> Short problem
Name every city mentioned in the passage about Marx and Engels in London.

=== Reading passage ===

Marx came to London in 1849, exiled from his native Germany and from France as a political threat. He remained here for the rest of his life, learning English so that he could write in for English language newspapers, sometimes living in extreme poverty (only three of his seven children survived into adulthood). He was largely supported by his friend Engels. The headquarters of the Communist League also moved to London, and the city became an international centre of the socialist movement.
Marx was from a middle class family. A writer of fiction as well as his best know philosophical works, Marx had studied in Bonn and Berlin, becoming involved in radical left-wing politics. He began to develop his theory that societies naturally go through a process of class struggle, a war between the owners and the workers, and that capitalism would be overthrown by socialism and then communism. He called for the working classes to fight to bring this about.
Marx and Engels met on the radical scene in Paris in 1843. Engels had already lived in England, working for his family business in Manchester, where he wandered the slums, researching his work The Conditions of the Working Class in England in 1844. It was this book that persuaded Marx that the working classes would be crucial in the final revolution that would bring about communism. The two would collaborate on The Communist Manifesto in 1848.
Engels moved with Marx to London, going back to work in Manchester in order to support himself and Marx, whom he saw as an important thinker. During their time in the city they wrote some of their most important works, and were both leading figures in the International socialist movement, putting them under scrutiny from the British authorities.
1. Escaping Poverty: Marx at 36 Grafton Terrace (Formerly no. 9)
Click here for the location. Marx moved to London in 1849 after being exiled from France and Germany as a political thread. His first years in the city were plagued by dire poverty and squalor. In October 1856 the Marx household moved here, to Grafton Terrace near Chalk Farm, escaping the miseries of their former rooms in Dean Street, Soho, where three of their children had died. The move was financed by Marx’s friend Friedrich Engels, who had sold his share in a Manchester factory to fund their joint studies.

=== Source excerpt ===

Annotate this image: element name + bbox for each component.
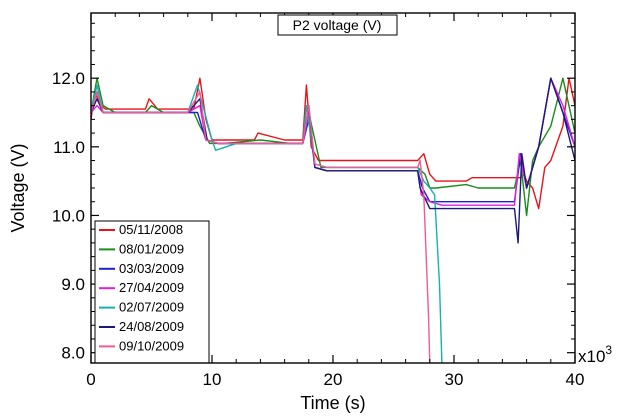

===

> Exercise result
London, Bonn, Berlin, Paris, Manchester